* **Items from a figure collection**
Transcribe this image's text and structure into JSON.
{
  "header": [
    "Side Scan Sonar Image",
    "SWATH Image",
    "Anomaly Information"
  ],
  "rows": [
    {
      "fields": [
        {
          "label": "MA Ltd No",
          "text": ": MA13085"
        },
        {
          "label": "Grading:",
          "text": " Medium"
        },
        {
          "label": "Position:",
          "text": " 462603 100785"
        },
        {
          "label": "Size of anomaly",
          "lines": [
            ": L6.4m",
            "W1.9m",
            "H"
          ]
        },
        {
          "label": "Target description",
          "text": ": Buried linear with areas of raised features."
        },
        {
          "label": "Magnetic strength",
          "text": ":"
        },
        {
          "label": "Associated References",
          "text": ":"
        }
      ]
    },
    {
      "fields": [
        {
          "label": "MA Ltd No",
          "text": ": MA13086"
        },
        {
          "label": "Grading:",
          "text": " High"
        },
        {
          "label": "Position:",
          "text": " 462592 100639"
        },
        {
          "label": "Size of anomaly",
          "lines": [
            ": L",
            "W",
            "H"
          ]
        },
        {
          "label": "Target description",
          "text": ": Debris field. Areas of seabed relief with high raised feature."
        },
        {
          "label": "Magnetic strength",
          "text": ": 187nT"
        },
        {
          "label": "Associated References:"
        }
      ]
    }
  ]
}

* **Problem description**
Word for word, write out all of the data above.

* **Solved problem**
Transcribe this image's text and structure into JSON.
{
  "header": [
    "Side Scan Sonar Image",
    "SWATH Image",
    "Anomaly Information"
  ],
  "rows": [
    {
      "fields": [
        {
          "label": "MA Ltd No",
          "text": ": MA13085"
        },
        {
          "label": "Grading:",
          "text": " Medium"
        },
        {
          "label": "Position:",
          "text": " 462603 100785"
        },
        {
          "label": "Size of anomaly",
          "lines": [
            ": L6.4m",
            "W1.9m",
            "H"
          ]
        },
        {
          "label": "Target description",
          "text": ": Buried linear with areas of raised features."
        },
        {
          "label": "Magnetic strength",
          "text": ":"
        },
        {
          "label": "Associated References",
          "text": ":"
        }
      ]
    },
    {
      "fields": [
        {
          "label": "MA Ltd No",
          "text": ": MA13086"
        },
        {
          "label": "Grading:",
          "text": " High"
        },
        {
          "label": "Position:",
          "text": " 462592 100639"
        },
        {
          "label": "Size of anomaly",
          "lines": [
            ": L",
            "W",
            "H"
          ]
        },
        {
          "label": "Target description",
          "text": ": Debris field. Areas of seabed relief with high raised feature."
        },
        {
          "label": "Magnetic strength",
          "text": ": 187nT"
        },
        {
          "label": "Associated References:"
        }
      ]
    }
  ]
}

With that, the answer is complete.